───── Provided entries

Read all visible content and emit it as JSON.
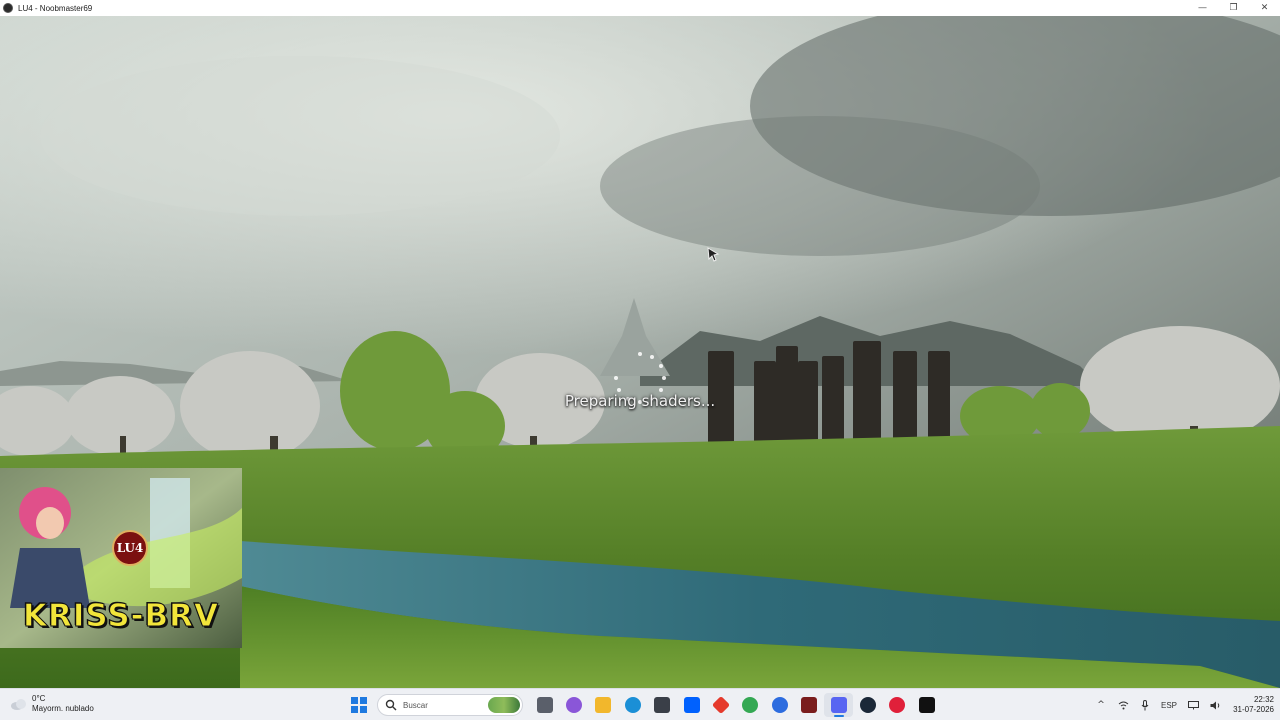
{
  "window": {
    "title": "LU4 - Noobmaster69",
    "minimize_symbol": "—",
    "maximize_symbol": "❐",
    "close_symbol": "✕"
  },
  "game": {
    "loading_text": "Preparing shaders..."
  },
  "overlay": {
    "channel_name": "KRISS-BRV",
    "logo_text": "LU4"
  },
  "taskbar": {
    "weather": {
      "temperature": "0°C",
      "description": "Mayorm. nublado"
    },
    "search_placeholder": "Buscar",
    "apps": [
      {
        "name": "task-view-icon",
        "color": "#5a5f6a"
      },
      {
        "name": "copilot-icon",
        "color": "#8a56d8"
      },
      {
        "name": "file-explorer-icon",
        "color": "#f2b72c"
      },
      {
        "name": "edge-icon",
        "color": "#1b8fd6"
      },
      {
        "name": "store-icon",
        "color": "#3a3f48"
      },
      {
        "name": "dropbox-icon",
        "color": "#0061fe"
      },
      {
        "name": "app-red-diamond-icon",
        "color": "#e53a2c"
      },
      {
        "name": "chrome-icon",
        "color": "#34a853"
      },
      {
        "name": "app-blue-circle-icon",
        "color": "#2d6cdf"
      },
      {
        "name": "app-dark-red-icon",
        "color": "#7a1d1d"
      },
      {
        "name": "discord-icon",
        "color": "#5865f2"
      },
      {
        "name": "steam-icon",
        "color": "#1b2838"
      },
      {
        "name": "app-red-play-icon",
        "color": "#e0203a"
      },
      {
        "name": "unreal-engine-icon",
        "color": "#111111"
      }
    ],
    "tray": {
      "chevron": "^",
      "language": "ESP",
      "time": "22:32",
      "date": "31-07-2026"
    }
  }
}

──────────

* [Request]:
Extract all the data above exactly, excluding every picture.

* [Answer for this exercise]:
Read all visible content and emit it as JSON.
{
  "window": {
    "title": "LU4 - Noobmaster69",
    "minimize_symbol": "—",
    "maximize_symbol": "❐",
    "close_symbol": "✕"
  },
  "game": {
    "loading_text": "Preparing shaders..."
  },
  "overlay": {
    "channel_name": "KRISS-BRV",
    "logo_text": "LU4"
  },
  "taskbar": {
    "weather": {
      "temperature": "0°C",
      "description": "Mayorm. nublado"
    },
    "search_placeholder": "Buscar",
    "apps": [
      {
        "name": "task-view-icon",
        "color": "#5a5f6a"
      },
      {
        "name": "copilot-icon",
        "color": "#8a56d8"
      },
      {
        "name": "file-explorer-icon",
        "color": "#f2b72c"
      },
      {
        "name": "edge-icon",
        "color": "#1b8fd6"
      },
      {
        "name": "store-icon",
        "color": "#3a3f48"
      },
      {
        "name": "dropbox-icon",
        "color": "#0061fe"
      },
      {
        "name": "app-red-diamond-icon",
        "color": "#e53a2c"
      },
      {
        "name": "chrome-icon",
        "color": "#34a853"
      },
      {
        "name": "app-blue-circle-icon",
        "color": "#2d6cdf"
      },
      {
        "name": "app-dark-red-icon",
        "color": "#7a1d1d"
      },
      {
        "name": "discord-icon",
        "color": "#5865f2"
      },
      {
        "name": "steam-icon",
        "color": "#1b2838"
      },
      {
        "name": "app-red-play-icon",
        "color": "#e0203a"
      },
      {
        "name": "unreal-engine-icon",
        "color": "#111111"
      }
    ],
    "tray": {
      "chevron": "^",
      "language": "ESP",
      "time": "22:32",
      "date": "31-07-2026"
    }
  }
}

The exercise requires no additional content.